[Saved data entries]
--
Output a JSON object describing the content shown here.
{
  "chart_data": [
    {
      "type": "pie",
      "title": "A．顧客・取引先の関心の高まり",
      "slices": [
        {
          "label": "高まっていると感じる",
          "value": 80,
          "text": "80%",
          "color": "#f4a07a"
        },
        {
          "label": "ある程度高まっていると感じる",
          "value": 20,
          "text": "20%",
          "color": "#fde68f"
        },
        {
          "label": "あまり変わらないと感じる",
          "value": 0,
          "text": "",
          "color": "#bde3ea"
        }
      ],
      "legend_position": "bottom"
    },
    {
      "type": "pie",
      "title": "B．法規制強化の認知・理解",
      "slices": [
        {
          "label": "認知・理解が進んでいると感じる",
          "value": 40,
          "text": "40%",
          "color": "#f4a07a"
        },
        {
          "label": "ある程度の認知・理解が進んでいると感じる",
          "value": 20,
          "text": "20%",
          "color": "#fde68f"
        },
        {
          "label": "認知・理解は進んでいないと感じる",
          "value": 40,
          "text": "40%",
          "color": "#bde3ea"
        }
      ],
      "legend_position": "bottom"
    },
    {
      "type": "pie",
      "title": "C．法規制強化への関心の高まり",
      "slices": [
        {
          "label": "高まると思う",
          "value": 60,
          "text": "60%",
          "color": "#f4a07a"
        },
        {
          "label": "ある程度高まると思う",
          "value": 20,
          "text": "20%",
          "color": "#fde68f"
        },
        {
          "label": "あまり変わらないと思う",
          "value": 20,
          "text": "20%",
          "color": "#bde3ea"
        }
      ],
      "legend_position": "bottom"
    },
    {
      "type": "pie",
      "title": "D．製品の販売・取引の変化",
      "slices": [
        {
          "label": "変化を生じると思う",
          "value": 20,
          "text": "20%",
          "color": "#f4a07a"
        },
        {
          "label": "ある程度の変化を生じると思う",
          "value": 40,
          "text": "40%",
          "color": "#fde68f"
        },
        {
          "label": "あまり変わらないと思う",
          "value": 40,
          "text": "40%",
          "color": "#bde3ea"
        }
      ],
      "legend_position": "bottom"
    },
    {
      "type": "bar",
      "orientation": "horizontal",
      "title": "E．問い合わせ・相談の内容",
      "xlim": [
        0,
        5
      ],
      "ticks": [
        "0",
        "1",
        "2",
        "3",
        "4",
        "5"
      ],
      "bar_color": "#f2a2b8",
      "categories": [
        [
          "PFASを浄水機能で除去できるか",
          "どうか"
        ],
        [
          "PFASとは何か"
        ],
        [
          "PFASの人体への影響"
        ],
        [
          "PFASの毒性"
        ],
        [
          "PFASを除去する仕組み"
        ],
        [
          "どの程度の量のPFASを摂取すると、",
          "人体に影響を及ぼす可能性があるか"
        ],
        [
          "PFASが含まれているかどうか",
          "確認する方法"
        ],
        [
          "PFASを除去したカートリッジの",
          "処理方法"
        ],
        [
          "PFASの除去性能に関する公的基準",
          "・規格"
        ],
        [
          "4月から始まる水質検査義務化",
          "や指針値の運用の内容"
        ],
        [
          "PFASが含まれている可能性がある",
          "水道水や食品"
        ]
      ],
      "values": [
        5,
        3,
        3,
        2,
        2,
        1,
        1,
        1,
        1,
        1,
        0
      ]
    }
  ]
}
--
AIM OF THE TASK :: Write out every record, exactly as written.

IN RESPONSE ::
Output a JSON object describing the content shown here.
{
  "chart_data": [
    {
      "type": "pie",
      "title": "A．顧客・取引先の関心の高まり",
      "slices": [
        {
          "label": "高まっていると感じる",
          "value": 80,
          "text": "80%",
          "color": "#f4a07a"
        },
        {
          "label": "ある程度高まっていると感じる",
          "value": 20,
          "text": "20%",
          "color": "#fde68f"
        },
        {
          "label": "あまり変わらないと感じる",
          "value": 0,
          "text": "",
          "color": "#bde3ea"
        }
      ],
      "legend_position": "bottom"
    },
    {
      "type": "pie",
      "title": "B．法規制強化の認知・理解",
      "slices": [
        {
          "label": "認知・理解が進んでいると感じる",
          "value": 40,
          "text": "40%",
          "color": "#f4a07a"
        },
        {
          "label": "ある程度の認知・理解が進んでいると感じる",
          "value": 20,
          "text": "20%",
          "color": "#fde68f"
        },
        {
          "label": "認知・理解は進んでいないと感じる",
          "value": 40,
          "text": "40%",
          "color": "#bde3ea"
        }
      ],
      "legend_position": "bottom"
    },
    {
      "type": "pie",
      "title": "C．法規制強化への関心の高まり",
      "slices": [
        {
          "label": "高まると思う",
          "value": 60,
          "text": "60%",
          "color": "#f4a07a"
        },
        {
          "label": "ある程度高まると思う",
          "value": 20,
          "text": "20%",
          "color": "#fde68f"
        },
        {
          "label": "あまり変わらないと思う",
          "value": 20,
          "text": "20%",
          "color": "#bde3ea"
        }
      ],
      "legend_position": "bottom"
    },
    {
      "type": "pie",
      "title": "D．製品の販売・取引の変化",
      "slices": [
        {
          "label": "変化を生じると思う",
          "value": 20,
          "text": "20%",
          "color": "#f4a07a"
        },
        {
          "label": "ある程度の変化を生じると思う",
          "value": 40,
          "text": "40%",
          "color": "#fde68f"
        },
        {
          "label": "あまり変わらないと思う",
          "value": 40,
          "text": "40%",
          "color": "#bde3ea"
        }
      ],
      "legend_position": "bottom"
    },
    {
      "type": "bar",
      "orientation": "horizontal",
      "title": "E．問い合わせ・相談の内容",
      "xlim": [
        0,
        5
      ],
      "ticks": [
        "0",
        "1",
        "2",
        "3",
        "4",
        "5"
      ],
      "bar_color": "#f2a2b8",
      "categories": [
        [
          "PFASを浄水機能で除去できるか",
          "どうか"
        ],
        [
          "PFASとは何か"
        ],
        [
          "PFASの人体への影響"
        ],
        [
          "PFASの毒性"
        ],
        [
          "PFASを除去する仕組み"
        ],
        [
          "どの程度の量のPFASを摂取すると、",
          "人体に影響を及ぼす可能性があるか"
        ],
        [
          "PFASが含まれているかどうか",
          "確認する方法"
        ],
        [
          "PFASを除去したカートリッジの",
          "処理方法"
        ],
        [
          "PFASの除去性能に関する公的基準",
          "・規格"
        ],
        [
          "4月から始まる水質検査義務化",
          "や指針値の運用の内容"
        ],
        [
          "PFASが含まれている可能性がある",
          "水道水や食品"
        ]
      ],
      "values": [
        5,
        3,
        3,
        2,
        2,
        1,
        1,
        1,
        1,
        1,
        0
      ]
    }
  ]
}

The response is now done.